> The request
Rewrite the records as a Markdown table with the columns Row and Record line. Start with the line that contains "find all labels, buttons, inputs, and", go through the line that contains "vesting note: 2022: vest", and leave out any blank lines.

> Data for this task

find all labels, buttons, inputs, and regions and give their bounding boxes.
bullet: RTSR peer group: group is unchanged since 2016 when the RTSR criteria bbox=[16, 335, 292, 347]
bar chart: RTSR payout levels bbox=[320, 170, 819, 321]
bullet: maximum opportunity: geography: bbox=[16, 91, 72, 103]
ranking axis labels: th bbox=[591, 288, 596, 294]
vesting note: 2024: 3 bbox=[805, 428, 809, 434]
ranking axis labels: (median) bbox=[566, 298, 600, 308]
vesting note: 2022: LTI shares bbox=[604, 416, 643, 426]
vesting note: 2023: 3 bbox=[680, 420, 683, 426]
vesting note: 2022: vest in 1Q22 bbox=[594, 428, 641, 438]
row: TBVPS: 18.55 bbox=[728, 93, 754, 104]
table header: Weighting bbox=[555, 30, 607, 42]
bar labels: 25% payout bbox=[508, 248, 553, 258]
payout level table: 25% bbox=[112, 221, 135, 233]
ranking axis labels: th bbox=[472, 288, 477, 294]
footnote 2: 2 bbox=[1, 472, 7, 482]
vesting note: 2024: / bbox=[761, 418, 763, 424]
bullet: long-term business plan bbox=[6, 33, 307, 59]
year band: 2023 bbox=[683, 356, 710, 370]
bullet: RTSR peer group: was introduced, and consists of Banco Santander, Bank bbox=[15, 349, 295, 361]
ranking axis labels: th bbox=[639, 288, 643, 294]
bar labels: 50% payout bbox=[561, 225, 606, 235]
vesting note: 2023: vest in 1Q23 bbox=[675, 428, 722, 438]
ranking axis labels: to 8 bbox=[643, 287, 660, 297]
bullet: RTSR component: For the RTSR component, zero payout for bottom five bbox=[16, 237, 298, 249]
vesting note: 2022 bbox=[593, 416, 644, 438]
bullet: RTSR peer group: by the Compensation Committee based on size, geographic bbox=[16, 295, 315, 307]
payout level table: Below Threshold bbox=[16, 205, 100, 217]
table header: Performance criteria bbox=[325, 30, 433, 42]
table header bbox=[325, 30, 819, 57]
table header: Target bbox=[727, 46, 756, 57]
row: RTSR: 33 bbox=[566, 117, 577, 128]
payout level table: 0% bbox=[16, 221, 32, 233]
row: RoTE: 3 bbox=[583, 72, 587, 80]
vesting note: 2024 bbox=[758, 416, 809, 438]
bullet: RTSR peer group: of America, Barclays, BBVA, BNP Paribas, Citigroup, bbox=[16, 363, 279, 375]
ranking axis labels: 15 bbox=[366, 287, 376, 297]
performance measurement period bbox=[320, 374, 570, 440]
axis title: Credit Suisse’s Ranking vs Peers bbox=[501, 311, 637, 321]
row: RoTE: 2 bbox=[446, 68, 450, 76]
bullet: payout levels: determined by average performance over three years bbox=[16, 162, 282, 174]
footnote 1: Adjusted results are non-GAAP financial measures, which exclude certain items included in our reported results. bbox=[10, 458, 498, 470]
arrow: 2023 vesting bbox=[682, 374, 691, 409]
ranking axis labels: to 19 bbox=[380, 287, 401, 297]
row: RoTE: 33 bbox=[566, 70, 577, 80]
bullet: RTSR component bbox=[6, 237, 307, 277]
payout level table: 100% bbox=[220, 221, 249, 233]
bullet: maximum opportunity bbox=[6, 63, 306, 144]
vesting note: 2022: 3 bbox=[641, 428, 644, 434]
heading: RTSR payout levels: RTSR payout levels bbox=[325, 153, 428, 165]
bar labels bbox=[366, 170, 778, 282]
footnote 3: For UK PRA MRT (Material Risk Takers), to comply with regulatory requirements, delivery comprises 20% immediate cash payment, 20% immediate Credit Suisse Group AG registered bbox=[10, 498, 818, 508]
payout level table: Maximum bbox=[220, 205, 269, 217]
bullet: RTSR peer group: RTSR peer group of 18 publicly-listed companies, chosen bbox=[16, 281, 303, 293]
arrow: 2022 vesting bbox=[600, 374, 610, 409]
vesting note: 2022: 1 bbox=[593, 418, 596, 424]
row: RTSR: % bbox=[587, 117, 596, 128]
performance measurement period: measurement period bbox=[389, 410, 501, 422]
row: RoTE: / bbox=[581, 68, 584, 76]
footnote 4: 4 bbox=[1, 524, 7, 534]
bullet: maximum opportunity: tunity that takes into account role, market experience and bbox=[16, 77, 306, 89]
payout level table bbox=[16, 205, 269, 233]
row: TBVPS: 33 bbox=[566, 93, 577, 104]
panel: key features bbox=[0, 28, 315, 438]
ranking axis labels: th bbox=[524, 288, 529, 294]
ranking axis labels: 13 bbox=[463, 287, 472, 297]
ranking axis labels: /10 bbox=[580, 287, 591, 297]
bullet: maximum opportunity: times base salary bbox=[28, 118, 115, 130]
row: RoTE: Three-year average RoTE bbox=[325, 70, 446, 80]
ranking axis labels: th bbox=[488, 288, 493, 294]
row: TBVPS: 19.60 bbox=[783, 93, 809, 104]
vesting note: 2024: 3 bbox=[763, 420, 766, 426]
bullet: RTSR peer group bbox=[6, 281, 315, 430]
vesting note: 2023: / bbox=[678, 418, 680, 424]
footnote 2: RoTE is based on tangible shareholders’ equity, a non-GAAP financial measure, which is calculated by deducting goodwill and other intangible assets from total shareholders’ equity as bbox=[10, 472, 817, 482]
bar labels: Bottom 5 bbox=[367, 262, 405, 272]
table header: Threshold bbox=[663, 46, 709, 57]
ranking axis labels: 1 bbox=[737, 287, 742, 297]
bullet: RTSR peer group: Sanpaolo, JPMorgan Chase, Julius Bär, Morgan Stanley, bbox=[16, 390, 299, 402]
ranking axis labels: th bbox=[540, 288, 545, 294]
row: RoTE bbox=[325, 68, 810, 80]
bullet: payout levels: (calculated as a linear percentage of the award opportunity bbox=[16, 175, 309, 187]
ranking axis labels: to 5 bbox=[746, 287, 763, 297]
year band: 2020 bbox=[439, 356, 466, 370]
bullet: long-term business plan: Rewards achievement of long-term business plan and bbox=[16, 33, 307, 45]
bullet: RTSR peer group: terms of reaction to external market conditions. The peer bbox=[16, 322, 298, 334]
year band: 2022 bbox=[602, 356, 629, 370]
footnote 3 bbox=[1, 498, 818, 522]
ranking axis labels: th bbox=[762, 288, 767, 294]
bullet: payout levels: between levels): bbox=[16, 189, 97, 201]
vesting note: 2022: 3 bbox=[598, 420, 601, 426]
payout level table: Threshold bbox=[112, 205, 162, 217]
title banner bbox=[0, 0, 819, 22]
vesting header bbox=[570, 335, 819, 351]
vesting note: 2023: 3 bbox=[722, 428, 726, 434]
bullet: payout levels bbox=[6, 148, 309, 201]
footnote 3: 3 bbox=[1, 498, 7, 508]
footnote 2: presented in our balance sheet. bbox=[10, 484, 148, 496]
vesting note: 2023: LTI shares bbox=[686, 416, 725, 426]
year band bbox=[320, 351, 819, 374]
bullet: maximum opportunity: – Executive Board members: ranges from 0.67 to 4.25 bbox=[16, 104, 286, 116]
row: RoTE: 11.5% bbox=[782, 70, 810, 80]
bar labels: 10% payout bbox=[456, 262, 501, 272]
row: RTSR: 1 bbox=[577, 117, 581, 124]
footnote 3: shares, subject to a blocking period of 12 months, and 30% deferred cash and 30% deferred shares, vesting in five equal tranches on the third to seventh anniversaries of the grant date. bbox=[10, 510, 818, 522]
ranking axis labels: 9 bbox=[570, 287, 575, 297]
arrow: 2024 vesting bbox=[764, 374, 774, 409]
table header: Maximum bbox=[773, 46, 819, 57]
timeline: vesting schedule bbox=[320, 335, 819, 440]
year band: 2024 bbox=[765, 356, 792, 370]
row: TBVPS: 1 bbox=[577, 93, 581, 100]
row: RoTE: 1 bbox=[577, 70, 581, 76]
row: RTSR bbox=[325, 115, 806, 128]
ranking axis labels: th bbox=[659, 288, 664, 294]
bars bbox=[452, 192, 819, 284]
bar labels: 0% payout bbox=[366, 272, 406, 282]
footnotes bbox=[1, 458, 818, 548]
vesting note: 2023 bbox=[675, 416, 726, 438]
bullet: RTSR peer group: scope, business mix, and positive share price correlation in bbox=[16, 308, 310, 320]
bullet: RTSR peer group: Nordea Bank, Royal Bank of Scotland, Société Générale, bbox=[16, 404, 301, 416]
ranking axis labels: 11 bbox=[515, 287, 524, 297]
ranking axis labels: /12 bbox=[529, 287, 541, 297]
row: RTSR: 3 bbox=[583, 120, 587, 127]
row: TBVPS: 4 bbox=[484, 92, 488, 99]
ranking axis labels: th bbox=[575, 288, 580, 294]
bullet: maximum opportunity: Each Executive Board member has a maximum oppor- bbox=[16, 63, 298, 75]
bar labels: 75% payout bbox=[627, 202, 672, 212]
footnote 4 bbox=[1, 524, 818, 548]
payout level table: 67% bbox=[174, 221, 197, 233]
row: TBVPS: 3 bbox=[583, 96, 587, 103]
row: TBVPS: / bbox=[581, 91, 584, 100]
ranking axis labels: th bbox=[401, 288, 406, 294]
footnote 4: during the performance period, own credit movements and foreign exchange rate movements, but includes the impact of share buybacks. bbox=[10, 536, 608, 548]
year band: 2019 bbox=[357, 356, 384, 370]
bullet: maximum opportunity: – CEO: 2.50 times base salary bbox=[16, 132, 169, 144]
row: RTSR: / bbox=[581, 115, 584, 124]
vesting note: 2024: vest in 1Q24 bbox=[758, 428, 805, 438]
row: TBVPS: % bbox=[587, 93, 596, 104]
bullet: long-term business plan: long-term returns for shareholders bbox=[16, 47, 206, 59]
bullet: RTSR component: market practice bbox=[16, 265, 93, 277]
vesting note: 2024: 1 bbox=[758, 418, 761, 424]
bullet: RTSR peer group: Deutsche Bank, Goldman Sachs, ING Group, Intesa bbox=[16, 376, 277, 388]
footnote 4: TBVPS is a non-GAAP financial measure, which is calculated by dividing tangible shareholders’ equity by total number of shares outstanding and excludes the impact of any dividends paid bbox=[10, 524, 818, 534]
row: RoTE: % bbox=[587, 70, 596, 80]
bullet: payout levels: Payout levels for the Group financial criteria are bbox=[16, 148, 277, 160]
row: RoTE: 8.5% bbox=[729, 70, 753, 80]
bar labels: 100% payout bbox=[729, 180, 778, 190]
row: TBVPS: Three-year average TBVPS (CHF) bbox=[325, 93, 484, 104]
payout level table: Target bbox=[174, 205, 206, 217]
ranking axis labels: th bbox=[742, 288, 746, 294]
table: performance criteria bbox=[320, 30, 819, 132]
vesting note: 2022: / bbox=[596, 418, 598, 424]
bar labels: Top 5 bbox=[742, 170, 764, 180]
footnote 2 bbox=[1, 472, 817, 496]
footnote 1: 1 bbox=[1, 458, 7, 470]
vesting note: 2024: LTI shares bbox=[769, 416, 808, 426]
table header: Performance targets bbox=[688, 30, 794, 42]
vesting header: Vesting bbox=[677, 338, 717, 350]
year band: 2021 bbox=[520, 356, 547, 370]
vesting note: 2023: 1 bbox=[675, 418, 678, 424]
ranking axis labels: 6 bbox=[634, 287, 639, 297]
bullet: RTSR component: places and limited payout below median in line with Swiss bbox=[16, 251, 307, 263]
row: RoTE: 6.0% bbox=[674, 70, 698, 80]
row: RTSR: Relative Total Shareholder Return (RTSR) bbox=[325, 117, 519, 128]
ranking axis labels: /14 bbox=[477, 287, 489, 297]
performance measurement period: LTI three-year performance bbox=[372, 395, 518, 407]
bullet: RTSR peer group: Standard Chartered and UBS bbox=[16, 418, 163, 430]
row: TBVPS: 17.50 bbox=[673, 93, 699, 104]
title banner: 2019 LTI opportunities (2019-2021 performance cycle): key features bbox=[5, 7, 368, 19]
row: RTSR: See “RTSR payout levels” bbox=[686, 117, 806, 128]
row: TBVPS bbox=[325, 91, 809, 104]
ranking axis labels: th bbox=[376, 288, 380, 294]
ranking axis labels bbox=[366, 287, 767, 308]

...

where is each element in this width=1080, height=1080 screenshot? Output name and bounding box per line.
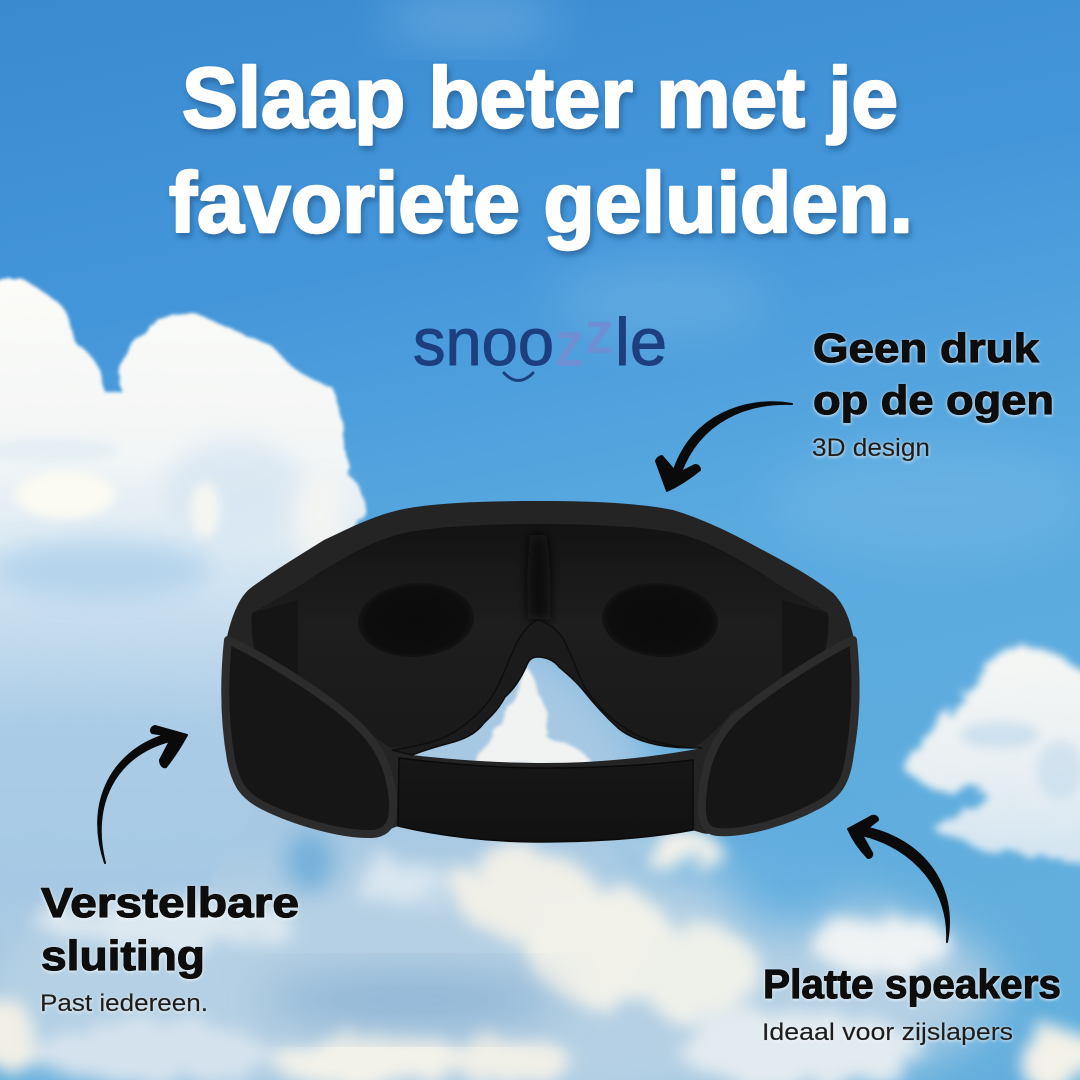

> Reply
| Row | Record line |
|---|---|
| 1 | find all labels, buttons, inputs, and regions and give their bounding boxes. |
| 2 | bullet: RTSR peer group: group is unchanged since 2016 when the RTSR criteria bbox=[16, 335, 292, 347] |
| 3 | bar chart: RTSR payout levels bbox=[320, 170, 819, 321] |
| 4 | bullet: maximum opportunity: geography: bbox=[16, 91, 72, 103] |
| 5 | ranking axis labels: th bbox=[591, 288, 596, 294] |
| 6 | vesting note: 2024: 3 bbox=[805, 428, 809, 434] |
| 7 | ranking axis labels: (median) bbox=[566, 298, 600, 308] |
| 8 | vesting note: 2022: LTI shares bbox=[604, 416, 643, 426] |
| 9 | vesting note: 2023: 3 bbox=[680, 420, 683, 426] |
| 10 | vesting note: 2022: vest in 1Q22 bbox=[594, 428, 641, 438] |